- **WRITTEN PROBLEM**:
Quote the full listing word for word.

- **Items listed in a dataset**:

[BEGIN]

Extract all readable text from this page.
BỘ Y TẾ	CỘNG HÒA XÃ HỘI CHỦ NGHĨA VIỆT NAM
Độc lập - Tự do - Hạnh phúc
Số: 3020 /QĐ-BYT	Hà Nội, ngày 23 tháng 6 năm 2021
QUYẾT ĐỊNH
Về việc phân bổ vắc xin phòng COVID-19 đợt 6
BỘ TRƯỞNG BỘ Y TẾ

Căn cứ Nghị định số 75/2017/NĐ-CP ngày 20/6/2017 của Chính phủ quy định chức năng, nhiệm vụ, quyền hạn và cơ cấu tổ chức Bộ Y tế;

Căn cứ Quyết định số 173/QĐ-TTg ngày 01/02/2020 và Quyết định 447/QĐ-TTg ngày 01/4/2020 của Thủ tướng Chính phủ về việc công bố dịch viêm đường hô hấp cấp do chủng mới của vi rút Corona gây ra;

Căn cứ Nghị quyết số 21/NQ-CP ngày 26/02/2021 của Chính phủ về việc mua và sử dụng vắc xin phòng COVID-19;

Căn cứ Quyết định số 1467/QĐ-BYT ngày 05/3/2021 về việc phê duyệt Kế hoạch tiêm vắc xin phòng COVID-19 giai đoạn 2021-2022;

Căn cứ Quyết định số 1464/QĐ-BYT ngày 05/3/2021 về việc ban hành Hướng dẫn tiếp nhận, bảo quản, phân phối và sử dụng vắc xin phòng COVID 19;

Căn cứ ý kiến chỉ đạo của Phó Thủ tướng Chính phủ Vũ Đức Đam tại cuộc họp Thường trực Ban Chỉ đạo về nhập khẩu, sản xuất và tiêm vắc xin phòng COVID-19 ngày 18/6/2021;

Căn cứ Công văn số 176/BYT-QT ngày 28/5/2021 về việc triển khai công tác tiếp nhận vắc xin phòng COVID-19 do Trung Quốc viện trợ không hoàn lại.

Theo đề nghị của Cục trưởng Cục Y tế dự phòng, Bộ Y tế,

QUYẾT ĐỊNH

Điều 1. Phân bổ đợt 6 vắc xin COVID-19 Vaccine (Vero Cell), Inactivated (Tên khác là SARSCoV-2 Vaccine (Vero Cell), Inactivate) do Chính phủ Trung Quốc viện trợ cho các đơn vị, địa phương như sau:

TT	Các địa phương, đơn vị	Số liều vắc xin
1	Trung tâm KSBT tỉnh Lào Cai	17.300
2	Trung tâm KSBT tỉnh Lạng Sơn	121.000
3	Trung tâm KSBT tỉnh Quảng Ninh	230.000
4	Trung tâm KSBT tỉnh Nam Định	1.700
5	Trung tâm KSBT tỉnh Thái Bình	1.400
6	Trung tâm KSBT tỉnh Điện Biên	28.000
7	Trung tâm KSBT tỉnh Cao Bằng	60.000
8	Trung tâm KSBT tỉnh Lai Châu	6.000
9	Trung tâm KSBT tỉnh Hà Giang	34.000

[END]

- **THE ANSWER**:
Extract all readable text from this page.
BỘ Y TẾ	CỘNG HÒA XÃ HỘI CHỦ NGHĨA VIỆT NAM
Độc lập - Tự do - Hạnh phúc
Số: 3020 /QĐ-BYT	Hà Nội, ngày 23 tháng 6 năm 2021
QUYẾT ĐỊNH
Về việc phân bổ vắc xin phòng COVID-19 đợt 6
BỘ TRƯỞNG BỘ Y TẾ

Căn cứ Nghị định số 75/2017/NĐ-CP ngày 20/6/2017 của Chính phủ quy định chức năng, nhiệm vụ, quyền hạn và cơ cấu tổ chức Bộ Y tế;

Căn cứ Quyết định số 173/QĐ-TTg ngày 01/02/2020 và Quyết định 447/QĐ-TTg ngày 01/4/2020 của Thủ tướng Chính phủ về việc công bố dịch viêm đường hô hấp cấp do chủng mới của vi rút Corona gây ra;

Căn cứ Nghị quyết số 21/NQ-CP ngày 26/02/2021 của Chính phủ về việc mua và sử dụng vắc xin phòng COVID-19;

Căn cứ Quyết định số 1467/QĐ-BYT ngày 05/3/2021 về việc phê duyệt Kế hoạch tiêm vắc xin phòng COVID-19 giai đoạn 2021-2022;

Căn cứ Quyết định số 1464/QĐ-BYT ngày 05/3/2021 về việc ban hành Hướng dẫn tiếp nhận, bảo quản, phân phối và sử dụng vắc xin phòng COVID 19;

Căn cứ ý kiến chỉ đạo của Phó Thủ tướng Chính phủ Vũ Đức Đam tại cuộc họp Thường trực Ban Chỉ đạo về nhập khẩu, sản xuất và tiêm vắc xin phòng COVID-19 ngày 18/6/2021;

Căn cứ Công văn số 176/BYT-QT ngày 28/5/2021 về việc triển khai công tác tiếp nhận vắc xin phòng COVID-19 do Trung Quốc viện trợ không hoàn lại.

Theo đề nghị của Cục trưởng Cục Y tế dự phòng, Bộ Y tế,

QUYẾT ĐỊNH

Điều 1. Phân bổ đợt 6 vắc xin COVID-19 Vaccine (Vero Cell), Inactivated (Tên khác là SARSCoV-2 Vaccine (Vero Cell), Inactivate) do Chính phủ Trung Quốc viện trợ cho các đơn vị, địa phương như sau:

TT	Các địa phương, đơn vị	Số liều vắc xin
1	Trung tâm KSBT tỉnh Lào Cai	17.300
2	Trung tâm KSBT tỉnh Lạng Sơn	121.000
3	Trung tâm KSBT tỉnh Quảng Ninh	230.000
4	Trung tâm KSBT tỉnh Nam Định	1.700
5	Trung tâm KSBT tỉnh Thái Bình	1.400
6	Trung tâm KSBT tỉnh Điện Biên	28.000
7	Trung tâm KSBT tỉnh Cao Bằng	60.000
8	Trung tâm KSBT tỉnh Lai Châu	6.000
9	Trung tâm KSBT tỉnh Hà Giang	34.000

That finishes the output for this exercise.